>>
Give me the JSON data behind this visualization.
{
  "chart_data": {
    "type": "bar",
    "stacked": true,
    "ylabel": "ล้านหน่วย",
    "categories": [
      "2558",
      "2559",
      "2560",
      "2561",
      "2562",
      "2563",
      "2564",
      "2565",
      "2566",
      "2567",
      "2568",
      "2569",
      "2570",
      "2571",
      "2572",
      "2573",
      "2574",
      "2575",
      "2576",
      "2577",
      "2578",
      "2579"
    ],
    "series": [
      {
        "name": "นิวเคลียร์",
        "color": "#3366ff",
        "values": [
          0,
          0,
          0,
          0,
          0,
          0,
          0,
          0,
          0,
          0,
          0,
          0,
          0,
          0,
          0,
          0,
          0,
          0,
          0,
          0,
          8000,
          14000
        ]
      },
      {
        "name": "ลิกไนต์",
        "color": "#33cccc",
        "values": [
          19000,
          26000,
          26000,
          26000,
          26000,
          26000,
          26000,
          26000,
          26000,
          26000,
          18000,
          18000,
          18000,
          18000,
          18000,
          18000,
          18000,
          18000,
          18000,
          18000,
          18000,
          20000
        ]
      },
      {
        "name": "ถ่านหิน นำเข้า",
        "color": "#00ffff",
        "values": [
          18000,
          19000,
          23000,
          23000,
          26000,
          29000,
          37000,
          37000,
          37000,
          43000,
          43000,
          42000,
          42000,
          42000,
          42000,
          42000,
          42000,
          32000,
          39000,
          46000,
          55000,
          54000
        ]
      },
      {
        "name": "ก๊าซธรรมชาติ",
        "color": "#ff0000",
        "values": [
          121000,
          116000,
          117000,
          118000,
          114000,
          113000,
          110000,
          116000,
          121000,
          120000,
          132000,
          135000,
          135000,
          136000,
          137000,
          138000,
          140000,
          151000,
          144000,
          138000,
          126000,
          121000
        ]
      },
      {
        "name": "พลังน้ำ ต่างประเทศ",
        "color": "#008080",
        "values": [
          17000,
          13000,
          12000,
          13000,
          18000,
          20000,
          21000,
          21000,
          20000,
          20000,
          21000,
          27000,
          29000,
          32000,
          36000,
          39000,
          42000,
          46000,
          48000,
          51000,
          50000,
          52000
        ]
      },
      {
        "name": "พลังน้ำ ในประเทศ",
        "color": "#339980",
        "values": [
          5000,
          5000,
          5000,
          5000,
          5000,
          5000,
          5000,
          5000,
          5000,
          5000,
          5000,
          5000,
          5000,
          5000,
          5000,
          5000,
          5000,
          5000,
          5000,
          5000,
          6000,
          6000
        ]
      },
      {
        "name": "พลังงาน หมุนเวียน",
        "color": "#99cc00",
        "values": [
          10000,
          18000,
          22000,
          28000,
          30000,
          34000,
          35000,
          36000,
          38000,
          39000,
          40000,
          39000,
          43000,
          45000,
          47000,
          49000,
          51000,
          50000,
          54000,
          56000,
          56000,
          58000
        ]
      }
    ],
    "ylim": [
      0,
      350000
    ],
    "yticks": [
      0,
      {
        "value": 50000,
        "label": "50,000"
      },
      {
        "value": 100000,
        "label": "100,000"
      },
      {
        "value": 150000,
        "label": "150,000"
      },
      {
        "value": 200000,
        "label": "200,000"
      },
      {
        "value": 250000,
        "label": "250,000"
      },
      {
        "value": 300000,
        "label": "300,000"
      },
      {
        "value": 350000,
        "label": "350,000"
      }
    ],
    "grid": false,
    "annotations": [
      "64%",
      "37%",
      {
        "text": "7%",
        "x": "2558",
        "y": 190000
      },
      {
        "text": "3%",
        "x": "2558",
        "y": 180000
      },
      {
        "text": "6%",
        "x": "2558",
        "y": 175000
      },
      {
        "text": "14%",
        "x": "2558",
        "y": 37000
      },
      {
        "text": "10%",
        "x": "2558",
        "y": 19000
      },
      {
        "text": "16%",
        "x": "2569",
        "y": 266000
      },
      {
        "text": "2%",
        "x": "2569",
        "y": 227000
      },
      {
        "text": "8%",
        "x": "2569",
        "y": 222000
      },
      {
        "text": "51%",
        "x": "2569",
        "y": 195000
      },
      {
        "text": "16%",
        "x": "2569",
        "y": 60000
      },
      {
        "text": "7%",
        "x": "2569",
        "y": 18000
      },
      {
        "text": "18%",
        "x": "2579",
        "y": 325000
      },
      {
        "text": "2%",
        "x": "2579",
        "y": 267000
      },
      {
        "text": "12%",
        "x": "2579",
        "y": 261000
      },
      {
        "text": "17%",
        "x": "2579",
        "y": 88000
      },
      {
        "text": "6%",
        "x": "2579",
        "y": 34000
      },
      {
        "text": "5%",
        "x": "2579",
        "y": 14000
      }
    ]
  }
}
<<
• WHAT THE TASK REQUIRES
Restate each entry exactly, skipping none.

• EXPECTED OUTPUT
Give me the JSON data behind this visualization.
{
  "chart_data": {
    "type": "bar",
    "stacked": true,
    "ylabel": "ล้านหน่วย",
    "categories": [
      "2558",
      "2559",
      "2560",
      "2561",
      "2562",
      "2563",
      "2564",
      "2565",
      "2566",
      "2567",
      "2568",
      "2569",
      "2570",
      "2571",
      "2572",
      "2573",
      "2574",
      "2575",
      "2576",
      "2577",
      "2578",
      "2579"
    ],
    "series": [
      {
        "name": "นิวเคลียร์",
        "color": "#3366ff",
        "values": [
          0,
          0,
          0,
          0,
          0,
          0,
          0,
          0,
          0,
          0,
          0,
          0,
          0,
          0,
          0,
          0,
          0,
          0,
          0,
          0,
          8000,
          14000
        ]
      },
      {
        "name": "ลิกไนต์",
        "color": "#33cccc",
        "values": [
          19000,
          26000,
          26000,
          26000,
          26000,
          26000,
          26000,
          26000,
          26000,
          26000,
          18000,
          18000,
          18000,
          18000,
          18000,
          18000,
          18000,
          18000,
          18000,
          18000,
          18000,
          20000
        ]
      },
      {
        "name": "ถ่านหิน นำเข้า",
        "color": "#00ffff",
        "values": [
          18000,
          19000,
          23000,
          23000,
          26000,
          29000,
          37000,
          37000,
          37000,
          43000,
          43000,
          42000,
          42000,
          42000,
          42000,
          42000,
          42000,
          32000,
          39000,
          46000,
          55000,
          54000
        ]
      },
      {
        "name": "ก๊าซธรรมชาติ",
        "color": "#ff0000",
        "values": [
          121000,
          116000,
          117000,
          118000,
          114000,
          113000,
          110000,
          116000,
          121000,
          120000,
          132000,
          135000,
          135000,
          136000,
          137000,
          138000,
          140000,
          151000,
          144000,
          138000,
          126000,
          121000
        ]
      },
      {
        "name": "พลังน้ำ ต่างประเทศ",
        "color": "#008080",
        "values": [
          17000,
          13000,
          12000,
          13000,
          18000,
          20000,
          21000,
          21000,
          20000,
          20000,
          21000,
          27000,
          29000,
          32000,
          36000,
          39000,
          42000,
          46000,
          48000,
          51000,
          50000,
          52000
        ]
      },
      {
        "name": "พลังน้ำ ในประเทศ",
        "color": "#339980",
        "values": [
          5000,
          5000,
          5000,
          5000,
          5000,
          5000,
          5000,
          5000,
          5000,
          5000,
          5000,
          5000,
          5000,
          5000,
          5000,
          5000,
          5000,
          5000,
          5000,
          5000,
          6000,
          6000
        ]
      },
      {
        "name": "พลังงาน หมุนเวียน",
        "color": "#99cc00",
        "values": [
          10000,
          18000,
          22000,
          28000,
          30000,
          34000,
          35000,
          36000,
          38000,
          39000,
          40000,
          39000,
          43000,
          45000,
          47000,
          49000,
          51000,
          50000,
          54000,
          56000,
          56000,
          58000
        ]
      }
    ],
    "ylim": [
      0,
      350000
    ],
    "yticks": [
      0,
      {
        "value": 50000,
        "label": "50,000"
      },
      {
        "value": 100000,
        "label": "100,000"
      },
      {
        "value": 150000,
        "label": "150,000"
      },
      {
        "value": 200000,
        "label": "200,000"
      },
      {
        "value": 250000,
        "label": "250,000"
      },
      {
        "value": 300000,
        "label": "300,000"
      },
      {
        "value": 350000,
        "label": "350,000"
      }
    ],
    "grid": false,
    "annotations": [
      "64%",
      "37%",
      {
        "text": "7%",
        "x": "2558",
        "y": 190000
      },
      {
        "text": "3%",
        "x": "2558",
        "y": 180000
      },
      {
        "text": "6%",
        "x": "2558",
        "y": 175000
      },
      {
        "text": "14%",
        "x": "2558",
        "y": 37000
      },
      {
        "text": "10%",
        "x": "2558",
        "y": 19000
      },
      {
        "text": "16%",
        "x": "2569",
        "y": 266000
      },
      {
        "text": "2%",
        "x": "2569",
        "y": 227000
      },
      {
        "text": "8%",
        "x": "2569",
        "y": 222000
      },
      {
        "text": "51%",
        "x": "2569",
        "y": 195000
      },
      {
        "text": "16%",
        "x": "2569",
        "y": 60000
      },
      {
        "text": "7%",
        "x": "2569",
        "y": 18000
      },
      {
        "text": "18%",
        "x": "2579",
        "y": 325000
      },
      {
        "text": "2%",
        "x": "2579",
        "y": 267000
      },
      {
        "text": "12%",
        "x": "2579",
        "y": 261000
      },
      {
        "text": "17%",
        "x": "2579",
        "y": 88000
      },
      {
        "text": "6%",
        "x": "2579",
        "y": 34000
      },
      {
        "text": "5%",
        "x": "2579",
        "y": 14000
      }
    ]
  }
}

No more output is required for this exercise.